(Dataset records)
#####

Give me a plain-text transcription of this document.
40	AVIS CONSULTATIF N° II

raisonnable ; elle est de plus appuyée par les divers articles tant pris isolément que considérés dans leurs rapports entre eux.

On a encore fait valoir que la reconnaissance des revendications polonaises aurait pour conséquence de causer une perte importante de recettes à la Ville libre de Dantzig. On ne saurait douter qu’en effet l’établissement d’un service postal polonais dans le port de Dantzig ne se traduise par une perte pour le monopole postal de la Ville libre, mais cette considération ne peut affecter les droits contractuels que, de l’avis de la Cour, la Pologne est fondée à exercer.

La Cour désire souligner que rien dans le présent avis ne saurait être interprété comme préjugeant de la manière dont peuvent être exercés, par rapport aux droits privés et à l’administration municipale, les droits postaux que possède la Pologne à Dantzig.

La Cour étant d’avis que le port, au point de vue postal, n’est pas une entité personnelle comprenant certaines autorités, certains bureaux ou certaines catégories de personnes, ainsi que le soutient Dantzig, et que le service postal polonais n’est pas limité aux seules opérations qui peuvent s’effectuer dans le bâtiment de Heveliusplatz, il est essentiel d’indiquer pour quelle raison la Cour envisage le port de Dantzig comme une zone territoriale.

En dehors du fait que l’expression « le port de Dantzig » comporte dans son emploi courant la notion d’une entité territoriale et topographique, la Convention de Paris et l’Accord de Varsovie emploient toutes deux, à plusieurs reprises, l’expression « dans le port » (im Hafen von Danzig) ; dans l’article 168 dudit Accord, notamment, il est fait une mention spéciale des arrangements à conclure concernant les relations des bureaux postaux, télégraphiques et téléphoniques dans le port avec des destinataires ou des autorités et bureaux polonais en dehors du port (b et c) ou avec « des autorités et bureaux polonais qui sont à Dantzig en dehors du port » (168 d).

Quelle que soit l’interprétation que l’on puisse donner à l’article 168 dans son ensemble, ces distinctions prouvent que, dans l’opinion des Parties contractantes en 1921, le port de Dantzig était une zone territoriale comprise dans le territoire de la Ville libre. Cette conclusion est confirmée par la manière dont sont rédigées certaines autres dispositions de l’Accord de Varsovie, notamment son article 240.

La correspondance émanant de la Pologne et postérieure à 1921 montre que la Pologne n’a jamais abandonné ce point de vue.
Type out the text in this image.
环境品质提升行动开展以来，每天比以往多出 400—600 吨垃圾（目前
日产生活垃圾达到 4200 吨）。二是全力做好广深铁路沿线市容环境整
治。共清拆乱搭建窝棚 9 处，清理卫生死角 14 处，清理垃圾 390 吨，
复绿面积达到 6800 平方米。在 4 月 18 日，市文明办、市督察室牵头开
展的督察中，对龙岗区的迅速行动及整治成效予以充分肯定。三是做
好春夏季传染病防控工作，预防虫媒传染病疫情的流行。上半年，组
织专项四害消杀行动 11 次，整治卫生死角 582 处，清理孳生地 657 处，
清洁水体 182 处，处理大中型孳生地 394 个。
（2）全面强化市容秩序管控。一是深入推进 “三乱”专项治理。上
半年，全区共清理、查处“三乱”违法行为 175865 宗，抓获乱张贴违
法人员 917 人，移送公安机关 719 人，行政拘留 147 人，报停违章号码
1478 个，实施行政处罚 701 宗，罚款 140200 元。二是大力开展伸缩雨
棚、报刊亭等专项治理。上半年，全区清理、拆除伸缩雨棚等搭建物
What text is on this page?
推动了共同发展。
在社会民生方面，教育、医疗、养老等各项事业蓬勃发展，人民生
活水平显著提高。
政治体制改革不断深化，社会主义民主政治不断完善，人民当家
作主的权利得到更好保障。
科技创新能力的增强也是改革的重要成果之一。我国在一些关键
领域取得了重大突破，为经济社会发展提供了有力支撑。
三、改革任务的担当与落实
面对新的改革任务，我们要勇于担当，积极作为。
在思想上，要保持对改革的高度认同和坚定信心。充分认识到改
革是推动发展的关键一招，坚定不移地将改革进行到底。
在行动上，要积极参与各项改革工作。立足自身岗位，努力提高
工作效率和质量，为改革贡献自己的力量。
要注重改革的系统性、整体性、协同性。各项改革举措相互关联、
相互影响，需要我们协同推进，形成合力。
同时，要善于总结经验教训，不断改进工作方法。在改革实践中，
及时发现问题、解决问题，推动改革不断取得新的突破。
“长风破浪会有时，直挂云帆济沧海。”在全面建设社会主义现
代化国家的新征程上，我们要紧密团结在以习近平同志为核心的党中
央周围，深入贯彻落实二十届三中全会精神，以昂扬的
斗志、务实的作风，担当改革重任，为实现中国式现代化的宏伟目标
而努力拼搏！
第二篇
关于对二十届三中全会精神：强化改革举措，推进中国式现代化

#####

> Stated task: Return all of the entries exactly as they were supplied.

> Solved exercise:
Give me a plain-text transcription of this document.
40	AVIS CONSULTATIF N° II

raisonnable ; elle est de plus appuyée par les divers articles tant pris isolément que considérés dans leurs rapports entre eux.

On a encore fait valoir que la reconnaissance des revendications polonaises aurait pour conséquence de causer une perte importante de recettes à la Ville libre de Dantzig. On ne saurait douter qu’en effet l’établissement d’un service postal polonais dans le port de Dantzig ne se traduise par une perte pour le monopole postal de la Ville libre, mais cette considération ne peut affecter les droits contractuels que, de l’avis de la Cour, la Pologne est fondée à exercer.

La Cour désire souligner que rien dans le présent avis ne saurait être interprété comme préjugeant de la manière dont peuvent être exercés, par rapport aux droits privés et à l’administration municipale, les droits postaux que possède la Pologne à Dantzig.

La Cour étant d’avis que le port, au point de vue postal, n’est pas une entité personnelle comprenant certaines autorités, certains bureaux ou certaines catégories de personnes, ainsi que le soutient Dantzig, et que le service postal polonais n’est pas limité aux seules opérations qui peuvent s’effectuer dans le bâtiment de Heveliusplatz, il est essentiel d’indiquer pour quelle raison la Cour envisage le port de Dantzig comme une zone territoriale.

En dehors du fait que l’expression « le port de Dantzig » comporte dans son emploi courant la notion d’une entité territoriale et topographique, la Convention de Paris et l’Accord de Varsovie emploient toutes deux, à plusieurs reprises, l’expression « dans le port » (im Hafen von Danzig) ; dans l’article 168 dudit Accord, notamment, il est fait une mention spéciale des arrangements à conclure concernant les relations des bureaux postaux, télégraphiques et téléphoniques dans le port avec des destinataires ou des autorités et bureaux polonais en dehors du port (b et c) ou avec « des autorités et bureaux polonais qui sont à Dantzig en dehors du port » (168 d).

Quelle que soit l’interprétation que l’on puisse donner à l’article 168 dans son ensemble, ces distinctions prouvent que, dans l’opinion des Parties contractantes en 1921, le port de Dantzig était une zone territoriale comprise dans le territoire de la Ville libre. Cette conclusion est confirmée par la manière dont sont rédigées certaines autres dispositions de l’Accord de Varsovie, notamment son article 240.

La correspondance émanant de la Pologne et postérieure à 1921 montre que la Pologne n’a jamais abandonné ce point de vue.
Type out the text in this image.
环境品质提升行动开展以来，每天比以往多出 400—600 吨垃圾（目前
日产生活垃圾达到 4200 吨）。二是全力做好广深铁路沿线市容环境整
治。共清拆乱搭建窝棚 9 处，清理卫生死角 14 处，清理垃圾 390 吨，
复绿面积达到 6800 平方米。在 4 月 18 日，市文明办、市督察室牵头开
展的督察中，对龙岗区的迅速行动及整治成效予以充分肯定。三是做
好春夏季传染病防控工作，预防虫媒传染病疫情的流行。上半年，组
织专项四害消杀行动 11 次，整治卫生死角 582 处，清理孳生地 657 处，
清洁水体 182 处，处理大中型孳生地 394 个。
（2）全面强化市容秩序管控。一是深入推进 “三乱”专项治理。上
半年，全区共清理、查处“三乱”违法行为 175865 宗，抓获乱张贴违
法人员 917 人，移送公安机关 719 人，行政拘留 147 人，报停违章号码
1478 个，实施行政处罚 701 宗，罚款 140200 元。二是大力开展伸缩雨
棚、报刊亭等专项治理。上半年，全区清理、拆除伸缩雨棚等搭建物
What text is on this page?
推动了共同发展。
在社会民生方面，教育、医疗、养老等各项事业蓬勃发展，人民生
活水平显著提高。
政治体制改革不断深化，社会主义民主政治不断完善，人民当家
作主的权利得到更好保障。
科技创新能力的增强也是改革的重要成果之一。我国在一些关键
领域取得了重大突破，为经济社会发展提供了有力支撑。
三、改革任务的担当与落实
面对新的改革任务，我们要勇于担当，积极作为。
在思想上，要保持对改革的高度认同和坚定信心。充分认识到改
革是推动发展的关键一招，坚定不移地将改革进行到底。
在行动上，要积极参与各项改革工作。立足自身岗位，努力提高
工作效率和质量，为改革贡献自己的力量。
要注重改革的系统性、整体性、协同性。各项改革举措相互关联、
相互影响，需要我们协同推进，形成合力。
同时，要善于总结经验教训，不断改进工作方法。在改革实践中，
及时发现问题、解决问题，推动改革不断取得新的突破。
“长风破浪会有时，直挂云帆济沧海。”在全面建设社会主义现
代化国家的新征程上，我们要紧密团结在以习近平同志为核心的党中
央周围，深入贯彻落实二十届三中全会精神，以昂扬的
斗志、务实的作风，担当改革重任，为实现中国式现代化的宏伟目标
而努力拼搏！
第二篇
关于对二十届三中全会精神：强化改革举措，推进中国式现代化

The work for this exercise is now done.